_Items from a figure collection_.

============================================================

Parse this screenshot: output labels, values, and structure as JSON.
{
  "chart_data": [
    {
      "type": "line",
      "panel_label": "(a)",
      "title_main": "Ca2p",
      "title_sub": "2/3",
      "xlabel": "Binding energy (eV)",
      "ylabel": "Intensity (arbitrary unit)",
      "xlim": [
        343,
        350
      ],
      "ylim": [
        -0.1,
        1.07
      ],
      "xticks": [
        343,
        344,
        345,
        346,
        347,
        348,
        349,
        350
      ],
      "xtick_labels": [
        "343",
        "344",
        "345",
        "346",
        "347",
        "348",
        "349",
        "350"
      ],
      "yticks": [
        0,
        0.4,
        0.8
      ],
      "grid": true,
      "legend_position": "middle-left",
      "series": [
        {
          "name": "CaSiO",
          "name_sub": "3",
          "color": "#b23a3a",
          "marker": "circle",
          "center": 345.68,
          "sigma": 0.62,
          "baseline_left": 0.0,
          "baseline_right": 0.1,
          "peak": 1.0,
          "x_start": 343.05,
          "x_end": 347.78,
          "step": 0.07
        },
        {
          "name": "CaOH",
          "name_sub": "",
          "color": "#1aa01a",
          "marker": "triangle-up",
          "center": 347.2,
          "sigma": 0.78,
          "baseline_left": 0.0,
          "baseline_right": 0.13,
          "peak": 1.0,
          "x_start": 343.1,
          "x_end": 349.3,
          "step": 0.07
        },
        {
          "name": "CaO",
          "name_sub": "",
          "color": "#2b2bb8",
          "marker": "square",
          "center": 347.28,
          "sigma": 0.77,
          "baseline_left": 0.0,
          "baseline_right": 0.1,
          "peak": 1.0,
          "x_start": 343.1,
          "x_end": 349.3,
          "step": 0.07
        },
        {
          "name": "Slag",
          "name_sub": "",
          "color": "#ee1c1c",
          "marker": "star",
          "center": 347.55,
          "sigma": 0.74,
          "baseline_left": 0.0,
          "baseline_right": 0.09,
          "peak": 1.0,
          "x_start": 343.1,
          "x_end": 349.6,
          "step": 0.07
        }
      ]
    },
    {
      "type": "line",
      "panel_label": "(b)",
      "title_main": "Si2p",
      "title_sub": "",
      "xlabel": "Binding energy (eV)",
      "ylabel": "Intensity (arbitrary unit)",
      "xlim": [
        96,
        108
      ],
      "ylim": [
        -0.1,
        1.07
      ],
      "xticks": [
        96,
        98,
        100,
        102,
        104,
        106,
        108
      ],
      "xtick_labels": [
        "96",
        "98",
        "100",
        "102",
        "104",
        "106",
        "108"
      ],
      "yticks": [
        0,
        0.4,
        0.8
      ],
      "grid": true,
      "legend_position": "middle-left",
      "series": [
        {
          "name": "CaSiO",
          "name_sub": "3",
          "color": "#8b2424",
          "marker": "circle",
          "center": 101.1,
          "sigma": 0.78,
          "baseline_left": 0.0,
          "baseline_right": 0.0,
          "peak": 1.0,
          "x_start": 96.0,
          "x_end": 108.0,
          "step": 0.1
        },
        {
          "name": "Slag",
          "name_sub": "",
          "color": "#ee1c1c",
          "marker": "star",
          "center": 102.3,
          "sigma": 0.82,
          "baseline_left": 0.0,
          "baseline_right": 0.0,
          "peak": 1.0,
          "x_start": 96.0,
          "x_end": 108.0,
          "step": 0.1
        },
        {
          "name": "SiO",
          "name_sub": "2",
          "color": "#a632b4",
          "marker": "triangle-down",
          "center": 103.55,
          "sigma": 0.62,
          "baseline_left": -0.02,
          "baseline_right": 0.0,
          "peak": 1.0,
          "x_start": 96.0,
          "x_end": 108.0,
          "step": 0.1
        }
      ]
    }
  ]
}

============================================================

_Task_.
Take every line from the data above that holds "marker" and copy it out.

_Result for this exercise_.
          "marker": "circle",
          "marker": "triangle-up",
          "marker": "square",
          "marker": "star",
          "marker": "circle",
          "marker": "star",
          "marker": "triangle-down",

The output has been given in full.